***** Records shown *****

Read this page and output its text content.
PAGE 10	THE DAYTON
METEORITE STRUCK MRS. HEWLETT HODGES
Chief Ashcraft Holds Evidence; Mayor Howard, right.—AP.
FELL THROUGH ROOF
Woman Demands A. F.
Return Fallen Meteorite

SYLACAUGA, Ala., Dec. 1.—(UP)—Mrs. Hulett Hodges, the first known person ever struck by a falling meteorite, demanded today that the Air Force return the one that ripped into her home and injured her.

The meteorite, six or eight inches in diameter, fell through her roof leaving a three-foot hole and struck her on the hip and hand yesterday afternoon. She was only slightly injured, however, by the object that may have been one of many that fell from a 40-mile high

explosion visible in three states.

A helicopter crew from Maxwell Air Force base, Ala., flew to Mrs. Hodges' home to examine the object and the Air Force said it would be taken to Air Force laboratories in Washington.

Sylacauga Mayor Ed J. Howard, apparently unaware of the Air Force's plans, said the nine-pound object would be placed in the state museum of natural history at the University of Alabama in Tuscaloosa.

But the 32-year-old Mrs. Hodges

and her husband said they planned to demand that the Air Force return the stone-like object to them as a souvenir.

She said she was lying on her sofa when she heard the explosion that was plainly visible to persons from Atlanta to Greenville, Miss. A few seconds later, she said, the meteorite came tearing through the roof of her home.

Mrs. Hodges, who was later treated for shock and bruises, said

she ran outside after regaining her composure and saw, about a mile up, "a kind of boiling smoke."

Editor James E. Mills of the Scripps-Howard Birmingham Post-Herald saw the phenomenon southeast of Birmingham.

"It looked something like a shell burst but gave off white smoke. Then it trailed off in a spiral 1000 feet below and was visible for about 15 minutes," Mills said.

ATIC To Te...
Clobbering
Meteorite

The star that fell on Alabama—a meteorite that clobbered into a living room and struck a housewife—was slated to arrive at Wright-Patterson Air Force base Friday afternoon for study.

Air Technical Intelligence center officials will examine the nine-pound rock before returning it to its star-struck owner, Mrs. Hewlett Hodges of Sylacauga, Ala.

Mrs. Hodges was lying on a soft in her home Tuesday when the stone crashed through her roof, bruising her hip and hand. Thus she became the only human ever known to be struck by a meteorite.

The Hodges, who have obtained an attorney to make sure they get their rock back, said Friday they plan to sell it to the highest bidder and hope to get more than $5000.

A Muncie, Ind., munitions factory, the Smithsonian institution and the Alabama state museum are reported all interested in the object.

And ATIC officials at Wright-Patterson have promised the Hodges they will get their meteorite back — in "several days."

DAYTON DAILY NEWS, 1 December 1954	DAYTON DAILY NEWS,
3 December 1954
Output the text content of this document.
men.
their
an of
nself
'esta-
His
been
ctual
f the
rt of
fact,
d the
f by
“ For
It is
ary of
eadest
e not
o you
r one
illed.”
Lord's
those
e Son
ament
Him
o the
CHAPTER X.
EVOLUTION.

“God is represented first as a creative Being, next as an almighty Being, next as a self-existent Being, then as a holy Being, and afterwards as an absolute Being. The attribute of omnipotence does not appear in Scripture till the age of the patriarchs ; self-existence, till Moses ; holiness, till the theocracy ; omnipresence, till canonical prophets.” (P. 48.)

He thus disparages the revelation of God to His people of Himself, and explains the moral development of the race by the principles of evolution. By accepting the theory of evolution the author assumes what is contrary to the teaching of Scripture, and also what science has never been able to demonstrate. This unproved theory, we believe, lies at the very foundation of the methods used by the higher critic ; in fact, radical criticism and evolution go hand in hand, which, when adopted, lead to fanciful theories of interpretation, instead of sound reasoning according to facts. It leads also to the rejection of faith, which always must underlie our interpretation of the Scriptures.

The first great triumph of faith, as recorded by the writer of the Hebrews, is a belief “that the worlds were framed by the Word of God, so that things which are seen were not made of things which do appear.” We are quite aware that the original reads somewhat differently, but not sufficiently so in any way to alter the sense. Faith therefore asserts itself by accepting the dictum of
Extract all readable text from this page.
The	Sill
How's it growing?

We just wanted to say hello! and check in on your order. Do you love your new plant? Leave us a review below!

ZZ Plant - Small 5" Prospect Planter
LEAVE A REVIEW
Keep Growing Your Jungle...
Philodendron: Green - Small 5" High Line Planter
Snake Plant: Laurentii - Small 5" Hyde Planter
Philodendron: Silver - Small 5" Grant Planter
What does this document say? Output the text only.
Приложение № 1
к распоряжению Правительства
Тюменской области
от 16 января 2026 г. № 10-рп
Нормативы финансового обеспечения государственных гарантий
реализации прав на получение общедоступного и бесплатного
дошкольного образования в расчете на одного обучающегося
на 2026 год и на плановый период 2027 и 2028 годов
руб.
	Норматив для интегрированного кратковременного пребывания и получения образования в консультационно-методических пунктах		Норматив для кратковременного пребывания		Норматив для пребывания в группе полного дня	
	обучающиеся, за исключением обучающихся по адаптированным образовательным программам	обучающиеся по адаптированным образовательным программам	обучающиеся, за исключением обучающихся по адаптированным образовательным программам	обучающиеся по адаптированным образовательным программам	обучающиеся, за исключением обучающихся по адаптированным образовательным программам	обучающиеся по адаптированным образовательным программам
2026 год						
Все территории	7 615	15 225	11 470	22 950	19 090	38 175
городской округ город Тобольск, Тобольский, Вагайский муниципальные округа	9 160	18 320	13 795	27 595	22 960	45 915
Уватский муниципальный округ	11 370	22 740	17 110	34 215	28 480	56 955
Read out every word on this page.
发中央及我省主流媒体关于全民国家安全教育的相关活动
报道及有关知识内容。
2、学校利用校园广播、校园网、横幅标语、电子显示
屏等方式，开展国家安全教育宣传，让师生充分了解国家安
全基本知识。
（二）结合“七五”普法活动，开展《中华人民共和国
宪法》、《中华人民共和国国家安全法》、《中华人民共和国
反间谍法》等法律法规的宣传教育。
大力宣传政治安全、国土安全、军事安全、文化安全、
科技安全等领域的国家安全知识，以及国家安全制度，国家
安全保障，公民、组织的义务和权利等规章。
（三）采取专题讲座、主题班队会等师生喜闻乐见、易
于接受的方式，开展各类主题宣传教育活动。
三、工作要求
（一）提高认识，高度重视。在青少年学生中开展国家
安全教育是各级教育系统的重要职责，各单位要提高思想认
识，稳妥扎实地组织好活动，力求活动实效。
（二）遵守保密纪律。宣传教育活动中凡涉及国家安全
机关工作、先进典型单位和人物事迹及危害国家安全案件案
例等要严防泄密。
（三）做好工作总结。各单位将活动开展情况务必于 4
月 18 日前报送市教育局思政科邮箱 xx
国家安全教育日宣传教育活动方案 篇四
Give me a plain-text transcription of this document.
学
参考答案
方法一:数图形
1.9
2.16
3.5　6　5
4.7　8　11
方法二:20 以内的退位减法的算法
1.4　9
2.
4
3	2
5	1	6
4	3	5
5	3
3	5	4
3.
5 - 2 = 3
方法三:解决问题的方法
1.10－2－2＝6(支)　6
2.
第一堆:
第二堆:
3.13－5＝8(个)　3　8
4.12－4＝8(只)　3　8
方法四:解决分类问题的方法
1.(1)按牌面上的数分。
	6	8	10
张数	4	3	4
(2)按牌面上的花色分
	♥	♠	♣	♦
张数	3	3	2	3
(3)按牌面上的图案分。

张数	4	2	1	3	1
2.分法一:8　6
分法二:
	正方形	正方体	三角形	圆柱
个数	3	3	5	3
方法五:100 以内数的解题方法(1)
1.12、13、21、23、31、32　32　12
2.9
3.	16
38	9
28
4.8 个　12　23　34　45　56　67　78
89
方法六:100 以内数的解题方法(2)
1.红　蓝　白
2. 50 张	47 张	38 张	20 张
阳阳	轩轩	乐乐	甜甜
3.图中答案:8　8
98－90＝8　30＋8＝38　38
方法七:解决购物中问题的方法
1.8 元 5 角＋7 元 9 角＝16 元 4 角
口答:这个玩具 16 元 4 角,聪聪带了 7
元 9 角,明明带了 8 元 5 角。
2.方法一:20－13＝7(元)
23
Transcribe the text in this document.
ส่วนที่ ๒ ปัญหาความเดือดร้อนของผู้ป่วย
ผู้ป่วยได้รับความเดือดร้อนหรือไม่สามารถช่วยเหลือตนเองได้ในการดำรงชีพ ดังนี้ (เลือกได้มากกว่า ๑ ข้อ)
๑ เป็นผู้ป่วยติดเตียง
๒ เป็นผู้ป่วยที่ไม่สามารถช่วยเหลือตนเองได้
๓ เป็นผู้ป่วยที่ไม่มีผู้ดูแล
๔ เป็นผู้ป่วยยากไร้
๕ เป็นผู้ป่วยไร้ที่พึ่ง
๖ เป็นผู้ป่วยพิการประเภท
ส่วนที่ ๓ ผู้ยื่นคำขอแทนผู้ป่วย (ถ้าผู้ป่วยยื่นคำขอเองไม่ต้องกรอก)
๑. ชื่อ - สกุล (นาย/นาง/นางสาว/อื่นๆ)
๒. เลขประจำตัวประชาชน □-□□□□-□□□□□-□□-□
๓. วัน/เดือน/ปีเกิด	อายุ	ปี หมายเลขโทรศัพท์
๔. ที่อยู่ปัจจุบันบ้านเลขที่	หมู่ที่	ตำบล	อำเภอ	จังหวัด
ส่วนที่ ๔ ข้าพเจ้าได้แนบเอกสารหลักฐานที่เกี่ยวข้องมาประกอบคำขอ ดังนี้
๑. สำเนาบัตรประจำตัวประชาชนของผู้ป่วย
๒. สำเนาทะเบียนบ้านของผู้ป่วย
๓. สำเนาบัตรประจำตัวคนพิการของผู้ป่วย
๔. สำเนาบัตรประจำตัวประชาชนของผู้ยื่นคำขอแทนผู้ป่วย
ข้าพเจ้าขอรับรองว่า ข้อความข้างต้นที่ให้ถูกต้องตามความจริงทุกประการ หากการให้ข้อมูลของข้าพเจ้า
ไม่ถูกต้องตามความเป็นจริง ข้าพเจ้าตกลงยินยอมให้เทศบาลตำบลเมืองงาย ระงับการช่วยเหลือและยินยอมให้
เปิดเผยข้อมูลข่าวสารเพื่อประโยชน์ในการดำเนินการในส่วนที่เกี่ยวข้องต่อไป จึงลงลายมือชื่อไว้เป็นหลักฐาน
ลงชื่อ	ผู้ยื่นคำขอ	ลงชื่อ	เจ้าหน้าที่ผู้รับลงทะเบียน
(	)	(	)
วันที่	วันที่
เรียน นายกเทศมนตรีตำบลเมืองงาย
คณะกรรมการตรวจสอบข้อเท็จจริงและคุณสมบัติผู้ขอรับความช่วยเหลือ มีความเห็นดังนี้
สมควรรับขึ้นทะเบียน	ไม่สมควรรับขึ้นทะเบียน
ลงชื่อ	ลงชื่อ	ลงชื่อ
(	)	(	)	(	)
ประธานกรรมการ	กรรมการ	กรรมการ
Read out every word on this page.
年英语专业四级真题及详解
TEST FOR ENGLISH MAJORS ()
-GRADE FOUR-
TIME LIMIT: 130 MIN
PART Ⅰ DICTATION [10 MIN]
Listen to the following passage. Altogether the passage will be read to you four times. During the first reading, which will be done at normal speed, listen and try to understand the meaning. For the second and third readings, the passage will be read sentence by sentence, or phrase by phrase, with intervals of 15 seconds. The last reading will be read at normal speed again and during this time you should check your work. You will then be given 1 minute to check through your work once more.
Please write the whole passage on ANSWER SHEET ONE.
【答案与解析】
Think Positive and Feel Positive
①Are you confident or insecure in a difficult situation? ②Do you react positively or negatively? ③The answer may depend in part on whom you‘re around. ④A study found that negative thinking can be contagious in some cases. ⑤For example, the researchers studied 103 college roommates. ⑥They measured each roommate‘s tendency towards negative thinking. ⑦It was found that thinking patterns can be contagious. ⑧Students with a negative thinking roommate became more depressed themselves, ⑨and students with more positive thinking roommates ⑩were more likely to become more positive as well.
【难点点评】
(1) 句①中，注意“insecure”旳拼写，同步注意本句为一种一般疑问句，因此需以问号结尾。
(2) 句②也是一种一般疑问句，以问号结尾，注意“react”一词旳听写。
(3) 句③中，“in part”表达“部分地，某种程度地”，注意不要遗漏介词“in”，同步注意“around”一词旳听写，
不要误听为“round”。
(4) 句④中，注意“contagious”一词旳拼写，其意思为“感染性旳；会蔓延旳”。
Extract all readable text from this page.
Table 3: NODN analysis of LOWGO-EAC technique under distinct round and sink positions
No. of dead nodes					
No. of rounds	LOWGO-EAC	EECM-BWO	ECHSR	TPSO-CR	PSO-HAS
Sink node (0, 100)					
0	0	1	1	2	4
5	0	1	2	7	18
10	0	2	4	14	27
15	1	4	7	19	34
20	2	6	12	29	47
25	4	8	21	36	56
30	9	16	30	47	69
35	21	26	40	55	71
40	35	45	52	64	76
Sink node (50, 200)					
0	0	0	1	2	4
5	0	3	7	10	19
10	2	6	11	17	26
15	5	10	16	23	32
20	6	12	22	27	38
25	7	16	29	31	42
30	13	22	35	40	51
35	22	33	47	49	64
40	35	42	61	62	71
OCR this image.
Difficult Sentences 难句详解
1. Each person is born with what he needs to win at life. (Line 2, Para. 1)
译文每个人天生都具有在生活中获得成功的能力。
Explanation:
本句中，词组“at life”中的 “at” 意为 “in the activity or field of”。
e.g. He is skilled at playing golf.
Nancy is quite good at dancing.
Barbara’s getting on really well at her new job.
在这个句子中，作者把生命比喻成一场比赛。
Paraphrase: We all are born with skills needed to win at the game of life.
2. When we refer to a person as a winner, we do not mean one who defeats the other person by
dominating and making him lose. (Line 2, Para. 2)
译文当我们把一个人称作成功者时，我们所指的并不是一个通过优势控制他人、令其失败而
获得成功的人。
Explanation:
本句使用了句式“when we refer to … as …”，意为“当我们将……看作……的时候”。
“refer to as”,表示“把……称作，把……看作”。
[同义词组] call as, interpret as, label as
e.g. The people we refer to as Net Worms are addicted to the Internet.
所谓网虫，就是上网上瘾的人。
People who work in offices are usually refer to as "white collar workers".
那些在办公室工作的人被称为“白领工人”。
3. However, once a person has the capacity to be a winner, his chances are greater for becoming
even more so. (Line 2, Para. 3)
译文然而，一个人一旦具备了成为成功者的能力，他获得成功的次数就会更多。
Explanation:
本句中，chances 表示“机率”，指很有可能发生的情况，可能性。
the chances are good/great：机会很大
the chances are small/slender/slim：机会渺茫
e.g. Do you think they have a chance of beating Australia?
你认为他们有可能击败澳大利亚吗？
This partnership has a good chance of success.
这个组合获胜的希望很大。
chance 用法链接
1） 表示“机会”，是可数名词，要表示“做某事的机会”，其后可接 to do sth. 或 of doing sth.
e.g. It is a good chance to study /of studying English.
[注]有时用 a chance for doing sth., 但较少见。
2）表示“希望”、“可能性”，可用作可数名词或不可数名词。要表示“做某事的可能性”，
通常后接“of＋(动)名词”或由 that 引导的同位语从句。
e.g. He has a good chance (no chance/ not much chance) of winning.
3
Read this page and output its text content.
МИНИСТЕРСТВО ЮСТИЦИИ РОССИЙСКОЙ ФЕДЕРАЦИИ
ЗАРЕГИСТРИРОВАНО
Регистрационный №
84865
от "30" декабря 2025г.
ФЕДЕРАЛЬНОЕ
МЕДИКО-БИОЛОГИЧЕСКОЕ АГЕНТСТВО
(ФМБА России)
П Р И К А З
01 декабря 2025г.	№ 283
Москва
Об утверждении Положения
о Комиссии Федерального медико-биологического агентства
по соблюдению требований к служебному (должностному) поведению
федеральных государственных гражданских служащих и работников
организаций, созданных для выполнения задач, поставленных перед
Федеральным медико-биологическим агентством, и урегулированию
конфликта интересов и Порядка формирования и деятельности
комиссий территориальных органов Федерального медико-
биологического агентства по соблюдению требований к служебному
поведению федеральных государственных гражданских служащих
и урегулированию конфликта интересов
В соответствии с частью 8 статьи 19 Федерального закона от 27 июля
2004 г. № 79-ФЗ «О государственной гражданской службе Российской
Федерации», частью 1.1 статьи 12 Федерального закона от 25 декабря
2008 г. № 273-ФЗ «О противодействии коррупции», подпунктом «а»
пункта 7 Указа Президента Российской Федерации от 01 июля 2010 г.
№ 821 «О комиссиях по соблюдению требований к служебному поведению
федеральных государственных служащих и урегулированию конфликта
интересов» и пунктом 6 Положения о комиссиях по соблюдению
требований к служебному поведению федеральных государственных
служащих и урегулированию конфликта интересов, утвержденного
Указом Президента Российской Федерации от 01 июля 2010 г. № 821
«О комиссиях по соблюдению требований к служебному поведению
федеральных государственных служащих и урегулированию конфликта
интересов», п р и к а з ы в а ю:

*****

__What needs to be done__:
Find the lines containing "一词旳听写" and list every one of them.

__Written solution__:
(2) 句②也是一种一般疑问句，以问号结尾，注意“react”一词旳听写。
(3) 句③中，“in part”表达“部分地，某种程度地”，注意不要遗漏介词“in”，同步注意“around”一词旳听写，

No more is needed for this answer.